[Data excerpts]
━━━━━━━━

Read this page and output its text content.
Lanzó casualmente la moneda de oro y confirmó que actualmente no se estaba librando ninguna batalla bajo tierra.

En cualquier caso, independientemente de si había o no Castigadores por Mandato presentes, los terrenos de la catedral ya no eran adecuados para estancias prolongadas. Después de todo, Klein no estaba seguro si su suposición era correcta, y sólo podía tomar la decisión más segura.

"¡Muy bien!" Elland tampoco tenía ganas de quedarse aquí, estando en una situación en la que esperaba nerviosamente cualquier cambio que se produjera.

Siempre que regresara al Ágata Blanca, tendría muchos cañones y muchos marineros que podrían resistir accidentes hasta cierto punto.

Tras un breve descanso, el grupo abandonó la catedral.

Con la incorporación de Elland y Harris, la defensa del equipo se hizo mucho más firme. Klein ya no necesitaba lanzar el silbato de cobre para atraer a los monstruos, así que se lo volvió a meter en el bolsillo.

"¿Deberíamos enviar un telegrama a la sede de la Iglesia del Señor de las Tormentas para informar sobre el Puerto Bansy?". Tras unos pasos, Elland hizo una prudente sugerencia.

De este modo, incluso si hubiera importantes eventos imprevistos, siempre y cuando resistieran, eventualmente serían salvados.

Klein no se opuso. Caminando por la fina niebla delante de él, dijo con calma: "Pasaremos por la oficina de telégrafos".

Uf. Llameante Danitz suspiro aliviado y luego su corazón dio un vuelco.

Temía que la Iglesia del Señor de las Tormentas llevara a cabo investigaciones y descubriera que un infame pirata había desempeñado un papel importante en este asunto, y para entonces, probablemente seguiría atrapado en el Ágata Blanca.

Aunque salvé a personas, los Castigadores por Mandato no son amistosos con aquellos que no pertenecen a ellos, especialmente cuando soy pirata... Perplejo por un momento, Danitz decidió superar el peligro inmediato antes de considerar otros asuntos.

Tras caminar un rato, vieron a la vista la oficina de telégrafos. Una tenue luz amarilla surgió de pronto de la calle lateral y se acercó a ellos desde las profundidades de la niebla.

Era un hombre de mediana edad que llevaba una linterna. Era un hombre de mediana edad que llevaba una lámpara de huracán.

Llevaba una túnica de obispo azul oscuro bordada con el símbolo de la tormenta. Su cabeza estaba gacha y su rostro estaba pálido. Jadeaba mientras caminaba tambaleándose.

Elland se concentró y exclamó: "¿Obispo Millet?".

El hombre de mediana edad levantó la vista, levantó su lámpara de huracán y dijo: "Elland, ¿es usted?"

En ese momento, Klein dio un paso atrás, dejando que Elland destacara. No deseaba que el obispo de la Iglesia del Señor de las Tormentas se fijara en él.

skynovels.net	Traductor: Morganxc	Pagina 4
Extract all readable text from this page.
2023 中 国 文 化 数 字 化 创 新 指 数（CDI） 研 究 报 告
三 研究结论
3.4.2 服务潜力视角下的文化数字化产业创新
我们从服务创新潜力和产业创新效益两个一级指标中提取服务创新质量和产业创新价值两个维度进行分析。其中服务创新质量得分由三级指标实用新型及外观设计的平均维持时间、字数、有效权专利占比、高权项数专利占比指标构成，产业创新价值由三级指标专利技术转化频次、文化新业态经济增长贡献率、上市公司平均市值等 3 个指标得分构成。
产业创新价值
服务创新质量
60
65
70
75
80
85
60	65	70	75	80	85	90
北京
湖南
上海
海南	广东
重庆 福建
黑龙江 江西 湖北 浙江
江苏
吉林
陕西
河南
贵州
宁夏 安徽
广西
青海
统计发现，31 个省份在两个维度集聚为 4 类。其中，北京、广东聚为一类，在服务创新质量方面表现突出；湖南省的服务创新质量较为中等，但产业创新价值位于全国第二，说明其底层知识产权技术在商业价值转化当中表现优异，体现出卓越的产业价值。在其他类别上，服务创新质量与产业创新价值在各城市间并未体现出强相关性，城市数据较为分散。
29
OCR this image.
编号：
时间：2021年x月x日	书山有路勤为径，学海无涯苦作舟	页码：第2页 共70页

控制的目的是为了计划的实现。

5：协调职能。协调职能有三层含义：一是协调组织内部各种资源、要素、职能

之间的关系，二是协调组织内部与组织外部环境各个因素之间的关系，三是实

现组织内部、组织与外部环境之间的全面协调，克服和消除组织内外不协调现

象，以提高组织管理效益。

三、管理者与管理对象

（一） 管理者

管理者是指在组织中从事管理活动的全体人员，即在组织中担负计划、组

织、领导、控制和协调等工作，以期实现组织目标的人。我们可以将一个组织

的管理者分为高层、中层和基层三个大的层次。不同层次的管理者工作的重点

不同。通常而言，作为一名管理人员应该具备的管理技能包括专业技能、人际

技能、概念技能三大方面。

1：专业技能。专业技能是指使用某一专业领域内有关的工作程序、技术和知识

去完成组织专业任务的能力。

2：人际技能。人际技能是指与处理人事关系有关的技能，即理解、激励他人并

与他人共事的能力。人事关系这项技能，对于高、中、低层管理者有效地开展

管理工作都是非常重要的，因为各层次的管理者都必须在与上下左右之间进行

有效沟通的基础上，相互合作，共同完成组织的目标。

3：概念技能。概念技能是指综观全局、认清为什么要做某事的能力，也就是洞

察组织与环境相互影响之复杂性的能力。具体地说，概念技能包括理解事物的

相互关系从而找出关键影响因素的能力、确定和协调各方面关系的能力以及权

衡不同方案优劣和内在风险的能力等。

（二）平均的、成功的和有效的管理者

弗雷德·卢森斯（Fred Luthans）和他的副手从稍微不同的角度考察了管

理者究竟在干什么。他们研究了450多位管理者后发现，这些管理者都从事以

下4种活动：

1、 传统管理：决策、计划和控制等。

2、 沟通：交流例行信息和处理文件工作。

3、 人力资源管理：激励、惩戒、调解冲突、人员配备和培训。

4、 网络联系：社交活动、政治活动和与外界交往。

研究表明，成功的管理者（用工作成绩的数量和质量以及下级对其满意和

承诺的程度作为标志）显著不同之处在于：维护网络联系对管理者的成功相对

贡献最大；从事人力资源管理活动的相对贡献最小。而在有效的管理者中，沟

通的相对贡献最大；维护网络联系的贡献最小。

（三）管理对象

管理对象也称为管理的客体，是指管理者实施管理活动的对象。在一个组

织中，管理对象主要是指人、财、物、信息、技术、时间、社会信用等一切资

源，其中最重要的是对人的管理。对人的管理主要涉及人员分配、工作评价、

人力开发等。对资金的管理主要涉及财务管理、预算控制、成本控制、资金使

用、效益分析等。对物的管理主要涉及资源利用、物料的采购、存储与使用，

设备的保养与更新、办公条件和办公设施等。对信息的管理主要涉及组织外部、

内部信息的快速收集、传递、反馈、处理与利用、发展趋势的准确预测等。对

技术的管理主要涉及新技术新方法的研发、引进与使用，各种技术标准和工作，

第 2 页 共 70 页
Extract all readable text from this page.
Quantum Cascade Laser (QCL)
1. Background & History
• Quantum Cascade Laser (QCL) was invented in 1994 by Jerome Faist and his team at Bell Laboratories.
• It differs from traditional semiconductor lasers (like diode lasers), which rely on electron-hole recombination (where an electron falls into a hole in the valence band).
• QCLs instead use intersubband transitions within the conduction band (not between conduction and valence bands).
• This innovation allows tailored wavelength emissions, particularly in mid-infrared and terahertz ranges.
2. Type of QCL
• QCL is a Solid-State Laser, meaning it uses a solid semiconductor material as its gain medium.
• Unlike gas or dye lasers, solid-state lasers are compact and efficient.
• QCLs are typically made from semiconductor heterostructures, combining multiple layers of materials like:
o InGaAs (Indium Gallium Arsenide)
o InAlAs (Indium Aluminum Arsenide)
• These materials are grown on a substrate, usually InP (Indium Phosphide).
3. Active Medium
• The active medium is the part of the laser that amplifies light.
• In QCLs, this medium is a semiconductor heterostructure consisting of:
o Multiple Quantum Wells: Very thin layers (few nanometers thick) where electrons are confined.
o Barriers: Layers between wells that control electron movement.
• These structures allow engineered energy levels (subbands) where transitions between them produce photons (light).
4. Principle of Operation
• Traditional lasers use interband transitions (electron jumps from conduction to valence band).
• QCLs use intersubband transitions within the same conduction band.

━━━━━━━━

(WRITTEN EXERCISE)
Only the count is needed: the number of lines in the data that include the word "QCLs".

(RESULT BELOW)
4